Written request:
Exclude images, then output the remaining data verbatim.

--- BEGIN Excerpted records ---

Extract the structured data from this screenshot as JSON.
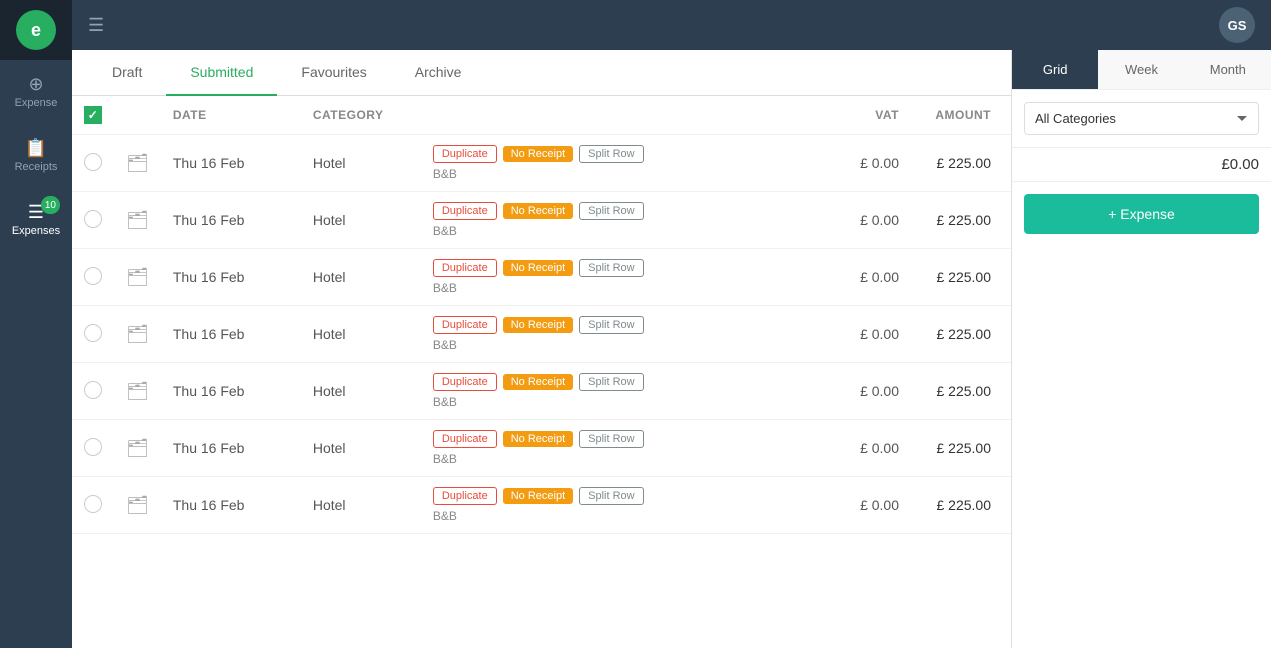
{
  "sidebar": {
    "logo_text": "e",
    "items": [
      {
        "id": "expense",
        "label": "Expense",
        "icon": "⊕"
      },
      {
        "id": "receipts",
        "label": "Receipts",
        "icon": "🧾"
      },
      {
        "id": "expenses",
        "label": "Expenses",
        "icon": "≡",
        "badge": "10",
        "active": true
      }
    ]
  },
  "topbar": {
    "menu_icon": "☰",
    "user_initials": "GS"
  },
  "tabs": [
    {
      "id": "draft",
      "label": "Draft"
    },
    {
      "id": "submitted",
      "label": "Submitted",
      "active": true
    },
    {
      "id": "favourites",
      "label": "Favourites"
    },
    {
      "id": "archive",
      "label": "Archive"
    }
  ],
  "table": {
    "columns": [
      {
        "id": "check",
        "label": ""
      },
      {
        "id": "icon",
        "label": ""
      },
      {
        "id": "date",
        "label": "DATE"
      },
      {
        "id": "category",
        "label": "CATEGORY"
      },
      {
        "id": "details",
        "label": ""
      },
      {
        "id": "vat",
        "label": "VAT"
      },
      {
        "id": "amount",
        "label": "AMOUNT"
      }
    ],
    "rows": [
      {
        "id": 1,
        "date": "Thu 16 Feb",
        "category": "Hotel",
        "sub": "B&B",
        "vat": "£ 0.00",
        "amount": "£ 225.00"
      },
      {
        "id": 2,
        "date": "Thu 16 Feb",
        "category": "Hotel",
        "sub": "B&B",
        "vat": "£ 0.00",
        "amount": "£ 225.00"
      },
      {
        "id": 3,
        "date": "Thu 16 Feb",
        "category": "Hotel",
        "sub": "B&B",
        "vat": "£ 0.00",
        "amount": "£ 225.00"
      },
      {
        "id": 4,
        "date": "Thu 16 Feb",
        "category": "Hotel",
        "sub": "B&B",
        "vat": "£ 0.00",
        "amount": "£ 225.00"
      },
      {
        "id": 5,
        "date": "Thu 16 Feb",
        "category": "Hotel",
        "sub": "B&B",
        "vat": "£ 0.00",
        "amount": "£ 225.00"
      },
      {
        "id": 6,
        "date": "Thu 16 Feb",
        "category": "Hotel",
        "sub": "B&B",
        "vat": "£ 0.00",
        "amount": "£ 225.00"
      },
      {
        "id": 7,
        "date": "Thu 16 Feb",
        "category": "Hotel",
        "sub": "B&B",
        "vat": "£ 0.00",
        "amount": "£ 225.00"
      }
    ],
    "tags": {
      "duplicate": "Duplicate",
      "no_receipt": "No Receipt",
      "split_row": "Split Row"
    }
  },
  "right_panel": {
    "view_tabs": [
      {
        "id": "grid",
        "label": "Grid",
        "active": true
      },
      {
        "id": "week",
        "label": "Week"
      },
      {
        "id": "month",
        "label": "Month"
      }
    ],
    "category_filter": "All Categories",
    "total_amount": "£0.00",
    "add_button_label": "+ Expense"
  }
}
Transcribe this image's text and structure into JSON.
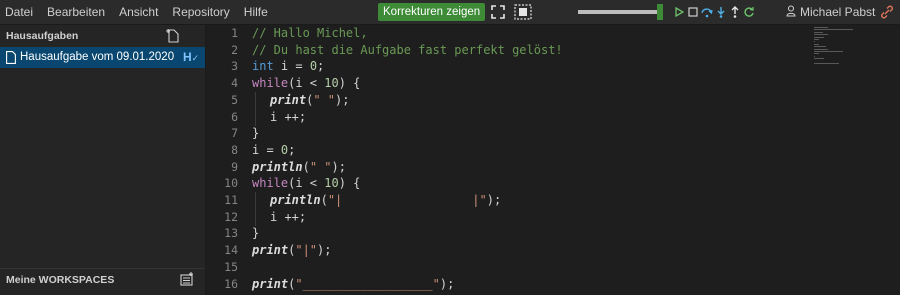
{
  "menu": {
    "items": [
      "Datei",
      "Bearbeiten",
      "Ansicht",
      "Repository",
      "Hilfe"
    ]
  },
  "toolbar": {
    "corrections_label": "Korrekturen zeigen",
    "icons": [
      "fullscreen-icon",
      "screen-capture-icon",
      "play-icon",
      "stop-icon",
      "step-over-icon",
      "step-into-icon",
      "step-out-icon",
      "restart-icon"
    ],
    "slider_fraction": 0.94,
    "accent_color": "#3d8b37"
  },
  "user": {
    "name": "Michael Pabst"
  },
  "sidebar": {
    "title": "Hausaufgaben",
    "task": {
      "label": "Hausaufgabe vom 09.01.2020",
      "mark": "H"
    },
    "workspaces_title": "Meine WORKSPACES"
  },
  "editor": {
    "lines": [
      {
        "n": "1",
        "text": "// Hallo Michel,"
      },
      {
        "n": "2",
        "text": "// Du hast die Aufgabe fast perfekt gelöst!"
      },
      {
        "n": "3",
        "text": "int i = 0;"
      },
      {
        "n": "4",
        "text": "while(i < 10) {"
      },
      {
        "n": "5",
        "text": "print(\" \");"
      },
      {
        "n": "6",
        "text": "i ++;"
      },
      {
        "n": "7",
        "text": "}"
      },
      {
        "n": "8",
        "text": "i = 0;"
      },
      {
        "n": "9",
        "text": "println(\" \");"
      },
      {
        "n": "10",
        "text": "while(i < 10) {"
      },
      {
        "n": "11",
        "text": "println(\"|                  |\");"
      },
      {
        "n": "12",
        "text": "i ++;"
      },
      {
        "n": "13",
        "text": "}"
      },
      {
        "n": "14",
        "text": "print(\"|\");"
      },
      {
        "n": "15",
        "text": ""
      },
      {
        "n": "16",
        "text": "print(\"__________________\");"
      }
    ]
  }
}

--- END Excerpted records ---

Response to this task:
Extract the structured data from this screenshot as JSON.
{
  "sidebar": {
    "logo_text": "e",
    "items": [
      {
        "id": "expense",
        "label": "Expense",
        "icon": "⊕"
      },
      {
        "id": "receipts",
        "label": "Receipts",
        "icon": "🧾"
      },
      {
        "id": "expenses",
        "label": "Expenses",
        "icon": "≡",
        "badge": "10",
        "active": true
      }
    ]
  },
  "topbar": {
    "menu_icon": "☰",
    "user_initials": "GS"
  },
  "tabs": [
    {
      "id": "draft",
      "label": "Draft"
    },
    {
      "id": "submitted",
      "label": "Submitted",
      "active": true
    },
    {
      "id": "favourites",
      "label": "Favourites"
    },
    {
      "id": "archive",
      "label": "Archive"
    }
  ],
  "table": {
    "columns": [
      {
        "id": "check",
        "label": ""
      },
      {
        "id": "icon",
        "label": ""
      },
      {
        "id": "date",
        "label": "DATE"
      },
      {
        "id": "category",
        "label": "CATEGORY"
      },
      {
        "id": "details",
        "label": ""
      },
      {
        "id": "vat",
        "label": "VAT"
      },
      {
        "id": "amount",
        "label": "AMOUNT"
      }
    ],
    "rows": [
      {
        "id": 1,
        "date": "Thu 16 Feb",
        "category": "Hotel",
        "sub": "B&B",
        "vat": "£ 0.00",
        "amount": "£ 225.00"
      },
      {
        "id": 2,
        "date": "Thu 16 Feb",
        "category": "Hotel",
        "sub": "B&B",
        "vat": "£ 0.00",
        "amount": "£ 225.00"
      },
      {
        "id": 3,
        "date": "Thu 16 Feb",
        "category": "Hotel",
        "sub": "B&B",
        "vat": "£ 0.00",
        "amount": "£ 225.00"
      },
      {
        "id": 4,
        "date": "Thu 16 Feb",
        "category": "Hotel",
        "sub": "B&B",
        "vat": "£ 0.00",
        "amount": "£ 225.00"
      },
      {
        "id": 5,
        "date": "Thu 16 Feb",
        "category": "Hotel",
        "sub": "B&B",
        "vat": "£ 0.00",
        "amount": "£ 225.00"
      },
      {
        "id": 6,
        "date": "Thu 16 Feb",
        "category": "Hotel",
        "sub": "B&B",
        "vat": "£ 0.00",
        "amount": "£ 225.00"
      },
      {
        "id": 7,
        "date": "Thu 16 Feb",
        "category": "Hotel",
        "sub": "B&B",
        "vat": "£ 0.00",
        "amount": "£ 225.00"
      }
    ],
    "tags": {
      "duplicate": "Duplicate",
      "no_receipt": "No Receipt",
      "split_row": "Split Row"
    }
  },
  "right_panel": {
    "view_tabs": [
      {
        "id": "grid",
        "label": "Grid",
        "active": true
      },
      {
        "id": "week",
        "label": "Week"
      },
      {
        "id": "month",
        "label": "Month"
      }
    ],
    "category_filter": "All Categories",
    "total_amount": "£0.00",
    "add_button_label": "+ Expense"
  }
}
Transcribe this image's text and structure into JSON.
{
  "menu": {
    "items": [
      "Datei",
      "Bearbeiten",
      "Ansicht",
      "Repository",
      "Hilfe"
    ]
  },
  "toolbar": {
    "corrections_label": "Korrekturen zeigen",
    "icons": [
      "fullscreen-icon",
      "screen-capture-icon",
      "play-icon",
      "stop-icon",
      "step-over-icon",
      "step-into-icon",
      "step-out-icon",
      "restart-icon"
    ],
    "slider_fraction": 0.94,
    "accent_color": "#3d8b37"
  },
  "user": {
    "name": "Michael Pabst"
  },
  "sidebar": {
    "title": "Hausaufgaben",
    "task": {
      "label": "Hausaufgabe vom 09.01.2020",
      "mark": "H"
    },
    "workspaces_title": "Meine WORKSPACES"
  },
  "editor": {
    "lines": [
      {
        "n": "1",
        "text": "// Hallo Michel,"
      },
      {
        "n": "2",
        "text": "// Du hast die Aufgabe fast perfekt gelöst!"
      },
      {
        "n": "3",
        "text": "int i = 0;"
      },
      {
        "n": "4",
        "text": "while(i < 10) {"
      },
      {
        "n": "5",
        "text": "print(\" \");"
      },
      {
        "n": "6",
        "text": "i ++;"
      },
      {
        "n": "7",
        "text": "}"
      },
      {
        "n": "8",
        "text": "i = 0;"
      },
      {
        "n": "9",
        "text": "println(\" \");"
      },
      {
        "n": "10",
        "text": "while(i < 10) {"
      },
      {
        "n": "11",
        "text": "println(\"|                  |\");"
      },
      {
        "n": "12",
        "text": "i ++;"
      },
      {
        "n": "13",
        "text": "}"
      },
      {
        "n": "14",
        "text": "print(\"|\");"
      },
      {
        "n": "15",
        "text": ""
      },
      {
        "n": "16",
        "text": "print(\"__________________\");"
      }
    ]
  }
}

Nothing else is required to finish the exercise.